K-neighbors fit to non-numerical data?

Hi,
When trying in the Module 1, the K-nearest model, when executing
model.fit(data, target)
I found the error:
ValueError: could not convert string to float: ’ Private’

After looking at the description in https://scikit-learn.org/ it seems to me that it is needed to drop from the data set the non-numerical columns.
Does this K-nearest algorithm trains with string fieatures?

Thanks
–Fernando

The program I run is the following. The error appears in part #3

#1
adult_census = pd.read_csv(“C:/Users/Fernando/datasets/phpMawTba.csv”)
data = adult_census.drop(columns=[target_name, ])
target_name = “class”
target = adult_census[target_name]

#2
from sklearn import set_config
set_config(display=‘diagram’)

#3
from sklearn.neighbors import KNeighborsClassifier
model = KNeighborsClassifier()
model.fit(data, target)

ValueError: could not convert string to float: ’ Private’

1 Like

Hello @FernandoB2B,

The K-nearest model computes the distance between samples. Without pre-processing, this can only be applied to numeric values. You should either use the dataset adult-census-numeric.csv instead or drop non-numeric columns from the one you are using before fitting.

Thank you very much.

1 Like
———
Exercise tasks.
(a) In the forum thread about K-neighbors, what does the reply say the K-nearest model computes?
(b) Rewrite the stretch of the records from the line containing "charging-icon: ⚡ xyxy=(570,21,580,37)" through the line containing "status-time: 11:49 xyxy=(25,20,77,41)" as a Markdown table with the columns Row and Record line, leaving out blank lines.
The forum thread and the records have no connection to each other.

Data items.
———
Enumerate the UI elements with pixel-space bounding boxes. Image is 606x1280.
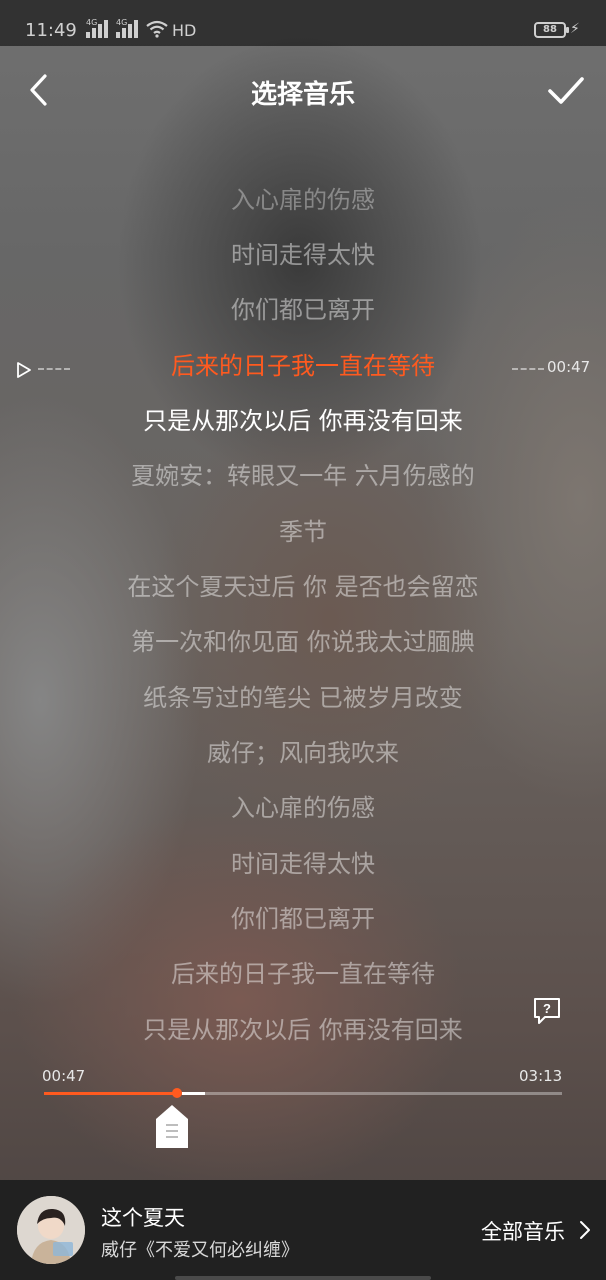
charging-icon: ⚡ xyxy=(570,21,580,37)
line-timestamp: 00:47 xyxy=(547,358,591,376)
lyric-line[interactable]: 你们都已离开 xyxy=(0,891,606,947)
wifi-icon xyxy=(146,20,168,38)
progress-track[interactable] xyxy=(44,1088,562,1098)
progress-dot[interactable] xyxy=(172,1088,182,1098)
hd-indicator: HD xyxy=(172,21,197,40)
artist-avatar-image xyxy=(17,1196,85,1264)
lyric-line[interactable]: 季节 xyxy=(0,504,606,560)
lyric-line[interactable]: 威仔；风向我吹来 xyxy=(0,725,606,781)
confirm-check-icon[interactable] xyxy=(544,68,588,112)
song-artist-album: 威仔《不爱又何必纠缠》 xyxy=(101,1240,299,1261)
progress-end-time: 03:13 xyxy=(519,1067,563,1085)
lyric-line[interactable]: 第一次和你见面 你说我太过腼腆 xyxy=(0,614,606,670)
line-indicator-dash-right xyxy=(512,368,544,370)
album-avatar[interactable] xyxy=(17,1196,85,1264)
lyric-line[interactable]: 时间走得太快 xyxy=(0,227,606,283)
lyric-line[interactable]: 在这个夏天过后 你 是否也会留恋 xyxy=(0,559,606,615)
music-picker-screen: 11:49 4G 4G HD 88 ⚡ 选择音乐 入心扉的伤感 时间走得太快 你… xyxy=(0,0,606,1280)
progress-selection xyxy=(182,1092,205,1095)
lyric-line[interactable]: 入心扉的伤感 xyxy=(0,172,606,228)
now-playing-bar[interactable]: 这个夏天 威仔《不爱又何必纠缠》 全部音乐 xyxy=(0,1180,606,1280)
lyric-line[interactable]: 入心扉的伤感 xyxy=(0,780,606,836)
play-from-line-icon[interactable] xyxy=(14,360,34,380)
lyric-line[interactable]: 后来的日子我一直在等待 xyxy=(0,946,606,1002)
song-title: 这个夏天 xyxy=(101,1206,185,1230)
status-bar: 11:49 4G 4G HD 88 ⚡ xyxy=(0,0,606,46)
chevron-right-icon[interactable] xyxy=(578,1220,592,1240)
lyric-line[interactable]: 夏婉安：转眼又一年 六月伤感的 xyxy=(0,448,606,504)
page-title: 选择音乐 xyxy=(250,80,355,110)
all-music-link[interactable]: 全部音乐 xyxy=(481,1216,565,1246)
lyrics-list[interactable]: 入心扉的伤感 时间走得太快 你们都已离开 后来的日子我一直在等待 只是从那次以后… xyxy=(0,172,606,1052)
svg-text:?: ? xyxy=(543,1001,551,1016)
status-time: 11:49 xyxy=(25,20,77,41)
lyric-line[interactable]: 只是从那次以后 你再没有回来 xyxy=(0,393,606,449)
lyric-line[interactable]: 时间走得太快 xyxy=(0,836,606,892)
lyric-line[interactable]: 只是从那次以后 你再没有回来 xyxy=(0,1002,606,1058)
cellular-signal-icon: 4G xyxy=(86,18,108,38)
help-icon[interactable]: ? xyxy=(531,995,563,1027)
drag-handle[interactable] xyxy=(155,1104,189,1150)
lyric-line[interactable]: 纸条写过的笔尖 已被岁月改变 xyxy=(0,670,606,726)
line-indicator-dash-left xyxy=(38,368,70,370)
progress-start-time: 00:47 xyxy=(42,1067,86,1085)
battery-icon: 88 xyxy=(534,22,569,38)
lyric-line-selected[interactable]: 后来的日子我一直在等待 xyxy=(0,338,606,394)
cellular-signal-icon-2: 4G xyxy=(116,18,138,38)
progress-played xyxy=(44,1092,177,1095)
home-indicator xyxy=(175,1276,431,1280)
lyric-line[interactable]: 你们都已离开 xyxy=(0,282,606,338)
header: 选择音乐 xyxy=(0,46,606,136)
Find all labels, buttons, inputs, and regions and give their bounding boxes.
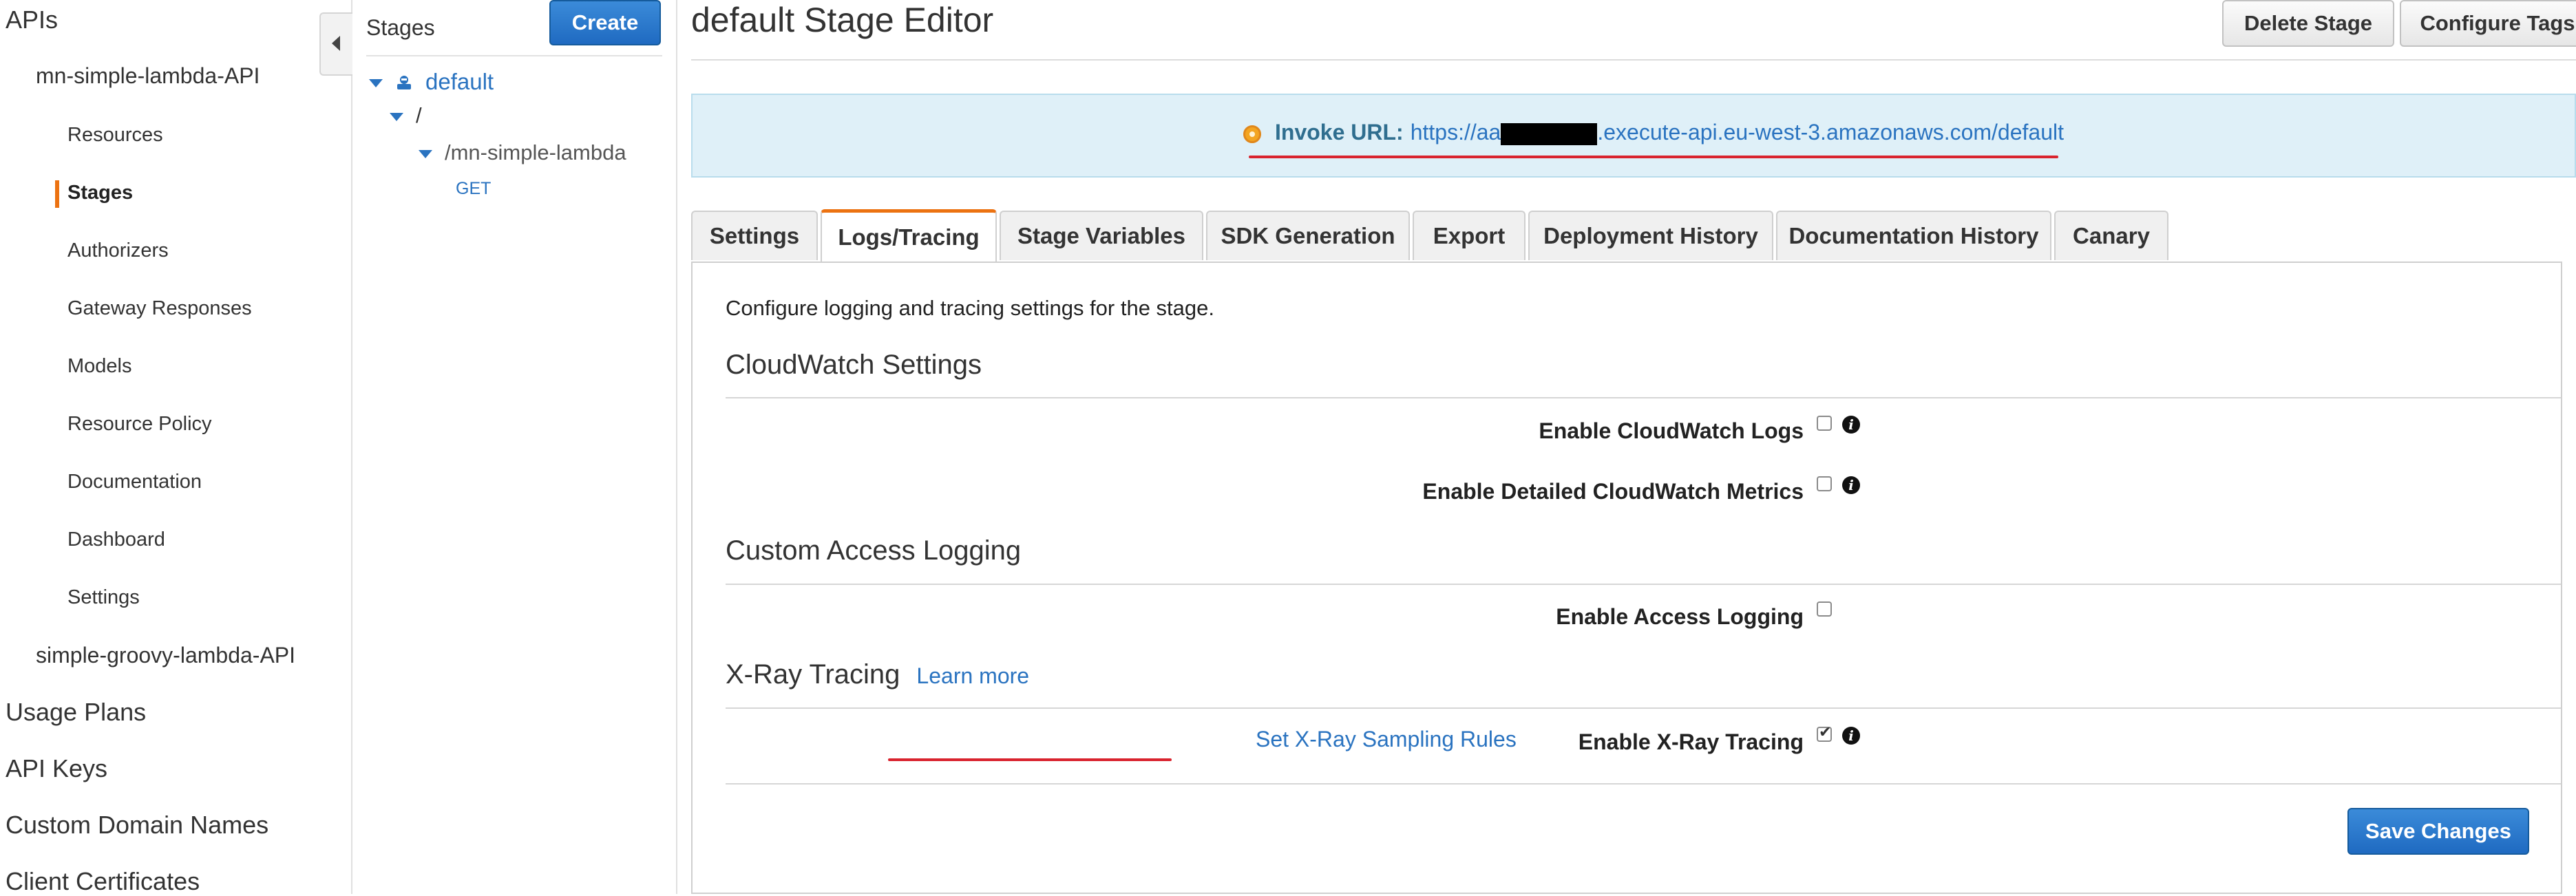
nav-api-simple-groovy[interactable]: simple-groovy-lambda-API	[36, 643, 295, 668]
invoke-url-label: Invoke URL:	[1275, 120, 1404, 145]
tab-export[interactable]: Export	[1413, 211, 1525, 260]
caret-down-icon[interactable]	[369, 79, 383, 88]
tree-method-get[interactable]: GET	[456, 179, 491, 199]
section-divider	[726, 783, 2561, 785]
tab-deployment-history[interactable]: Deployment History	[1528, 211, 1773, 260]
cloudwatch-logs-checkbox[interactable]	[1817, 416, 1832, 431]
invoke-status-icon	[1243, 125, 1261, 143]
left-navigation: APIs mn-simple-lambda-API Resources Stag…	[0, 0, 352, 896]
tab-stage-variables[interactable]: Stage Variables	[1000, 211, 1203, 260]
info-icon[interactable]: i	[1842, 476, 1860, 494]
nav-item-documentation[interactable]: Documentation	[67, 471, 202, 493]
collapse-nav-button[interactable]	[319, 12, 352, 76]
invoke-url-banner: Invoke URL: https://aa .execute-api.eu-wes…	[691, 94, 2576, 178]
nav-item-stages[interactable]: Stages	[67, 182, 133, 204]
logs-tracing-panel: Configure logging and tracing settings f…	[691, 262, 2562, 894]
nav-usage-plans[interactable]: Usage Plans	[6, 698, 146, 727]
nav-item-authorizers[interactable]: Authorizers	[67, 239, 169, 262]
redaction-box	[1501, 122, 1598, 145]
tab-settings[interactable]: Settings	[691, 211, 818, 260]
caret-down-icon[interactable]	[419, 149, 432, 158]
save-changes-button[interactable]: Save Changes	[2347, 808, 2529, 855]
tree-resource[interactable]: /mn-simple-lambda	[419, 140, 626, 165]
nav-item-models[interactable]: Models	[67, 355, 132, 378]
page-title: default Stage Editor	[691, 1, 994, 39]
info-icon[interactable]: i	[1842, 727, 1860, 745]
invoke-url-suffix: .execute-api.eu-west-3.amazonaws.com/def…	[1597, 120, 2064, 145]
cloudwatch-settings-title: CloudWatch Settings	[726, 350, 982, 380]
xray-tracing-label: Enable X-Ray Tracing	[1578, 729, 1804, 754]
tab-canary[interactable]: Canary	[2054, 211, 2168, 260]
learn-more-link[interactable]: Learn more	[916, 663, 1029, 688]
access-logging-label: Enable Access Logging	[1556, 604, 1804, 629]
create-stage-button[interactable]: Create	[549, 0, 661, 45]
nav-api-keys[interactable]: API Keys	[6, 754, 107, 783]
nav-item-resource-policy[interactable]: Resource Policy	[67, 413, 212, 436]
stages-divider	[366, 55, 662, 56]
configure-tags-button[interactable]: Configure Tags	[2400, 0, 2576, 47]
section-divider	[726, 584, 2561, 585]
caret-down-icon[interactable]	[390, 112, 403, 121]
tree-stage-label: default	[425, 69, 494, 94]
invoke-url-prefix: https://aa	[1410, 120, 1501, 145]
invoke-url-line: Invoke URL: https://aa .execute-api.eu-wes…	[1243, 120, 2064, 145]
cloudwatch-metrics-label: Enable Detailed CloudWatch Metrics	[1422, 479, 1804, 504]
stages-panel: Stages Create default / /mn-simple-lambd…	[352, 0, 677, 894]
nav-client-certificates[interactable]: Client Certificates	[6, 867, 200, 896]
nav-apis[interactable]: APIs	[6, 6, 58, 34]
access-logging-checkbox[interactable]	[1817, 601, 1832, 617]
invoke-url-link[interactable]: https://aa .execute-api.eu-west-3.amazona…	[1411, 120, 2064, 145]
panel-intro: Configure logging and tracing settings f…	[726, 296, 1215, 320]
tab-documentation-history[interactable]: Documentation History	[1776, 211, 2051, 260]
cloudwatch-logs-label: Enable CloudWatch Logs	[1539, 418, 1804, 443]
stages-title: Stages	[366, 15, 435, 40]
nav-item-gateway-responses[interactable]: Gateway Responses	[67, 297, 252, 320]
tab-sdk-generation[interactable]: SDK Generation	[1206, 211, 1410, 260]
xray-tracing-title: X-Ray Tracing Learn more	[726, 659, 1029, 690]
tree-root-label: /	[416, 103, 422, 127]
stage-icon	[397, 76, 411, 90]
tree-stage-default[interactable]: default	[369, 69, 494, 95]
title-divider	[691, 59, 2576, 61]
tree-root[interactable]: /	[390, 103, 422, 128]
annotation-underline-xray	[888, 758, 1172, 761]
nav-api-mn-simple-lambda[interactable]: mn-simple-lambda-API	[36, 63, 260, 89]
cloudwatch-metrics-checkbox[interactable]	[1817, 476, 1832, 491]
nav-custom-domain-names[interactable]: Custom Domain Names	[6, 811, 268, 840]
custom-access-logging-title: Custom Access Logging	[726, 535, 1022, 566]
chevron-left-icon	[332, 36, 340, 51]
nav-item-dashboard[interactable]: Dashboard	[67, 529, 165, 551]
section-divider	[726, 397, 2561, 398]
nav-item-resources[interactable]: Resources	[67, 124, 163, 147]
annotation-underline-url	[1249, 156, 2058, 158]
xray-sampling-rules-link[interactable]: Set X-Ray Sampling Rules	[1256, 727, 1517, 752]
nav-item-settings[interactable]: Settings	[67, 586, 140, 609]
tab-logs-tracing[interactable]: Logs/Tracing	[821, 209, 997, 262]
xray-tracing-checkbox[interactable]	[1817, 724, 1832, 742]
tree-resource-label: /mn-simple-lambda	[445, 140, 626, 164]
info-icon[interactable]: i	[1842, 416, 1860, 434]
active-item-indicator	[55, 180, 59, 208]
xray-tracing-title-text: X-Ray Tracing	[726, 659, 900, 690]
section-divider	[726, 707, 2561, 709]
delete-stage-button[interactable]: Delete Stage	[2222, 0, 2394, 47]
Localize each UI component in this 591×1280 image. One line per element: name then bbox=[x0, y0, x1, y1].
———
Answers to the tasks.
(a) It computes the distance between samples.

(b)
| Row | Record line |
|---|---|
| 1 | charging-icon: ⚡ xyxy=(570,21,580,37) |
| 2 | line-timestamp: 00:47 xyxy=(547,358,591,376) |
| 3 | lyric-line[interactable]: 你们都已离开 xyxy=(0,891,606,947) |
| 4 | wifi-icon xyxy=(146,20,168,38) |
| 5 | progress-track[interactable] xyxy=(44,1088,562,1098) |
| 6 | progress-dot[interactable] xyxy=(172,1088,182,1098) |
| 7 | hd-indicator: HD xyxy=(172,21,197,40) |
| 8 | artist-avatar-image xyxy=(17,1196,85,1264) |
| 9 | lyric-line[interactable]: 季节 xyxy=(0,504,606,560) |
| 10 | lyric-line[interactable]: 威仔；风向我吹来 xyxy=(0,725,606,781) |
| 11 | confirm-check-icon[interactable] xyxy=(544,68,588,112) |
| 12 | song-artist-album: 威仔《不爱又何必纠缠》 xyxy=(101,1240,299,1261) |
| 13 | progress-end-time: 03:13 xyxy=(519,1067,563,1085) |
| 14 | lyric-line[interactable]: 第一次和你见面 你说我太过腼腆 xyxy=(0,614,606,670) |
| 15 | line-indicator-dash-right xyxy=(512,368,544,370) |
| 16 | album-avatar[interactable] xyxy=(17,1196,85,1264) |
| 17 | lyric-line[interactable]: 时间走得太快 xyxy=(0,227,606,283) |
| 18 | lyric-line[interactable]: 在这个夏天过后 你 是否也会留恋 xyxy=(0,559,606,615) |
| 19 | music-picker-screen: 11:49 4G 4G HD 88 ⚡ 选择音乐 入心扉的伤感 时间走得太快 你… xyxy=(0,0,606,1280) |
| 20 | progress-selection xyxy=(182,1092,205,1095) |
| 21 | lyric-line[interactable]: 入心扉的伤感 xyxy=(0,172,606,228) |
| 22 | now-playing-bar[interactable]: 这个夏天 威仔《不爱又何必纠缠》 全部音乐 xyxy=(0,1180,606,1280) |
| 23 | lyric-line[interactable]: 入心扉的伤感 xyxy=(0,780,606,836) |
| 24 | play-from-line-icon[interactable] xyxy=(14,360,34,380) |
| 25 | lyric-line[interactable]: 后来的日子我一直在等待 xyxy=(0,946,606,1002) |
| 26 | song-title: 这个夏天 xyxy=(101,1206,185,1230) |
| 27 | status-bar: 11:49 4G 4G HD 88 ⚡ xyxy=(0,0,606,46) |
| 28 | chevron-right-icon[interactable] xyxy=(578,1220,592,1240) |
| 29 | lyric-line[interactable]: 夏婉安：转眼又一年 六月伤感的 xyxy=(0,448,606,504) |
| 30 | page-title: 选择音乐 xyxy=(250,80,355,110) |
| 31 | all-music-link[interactable]: 全部音乐 xyxy=(481,1216,565,1246) |
| 32 | lyrics-list[interactable]: 入心扉的伤感 时间走得太快 你们都已离开 后来的日子我一直在等待 只是从那次以后… xyxy=(0,172,606,1052) |
| 33 | svg-text:?: ? xyxy=(543,1001,551,1016) |
| 34 | status-time: 11:49 xyxy=(25,20,77,41) |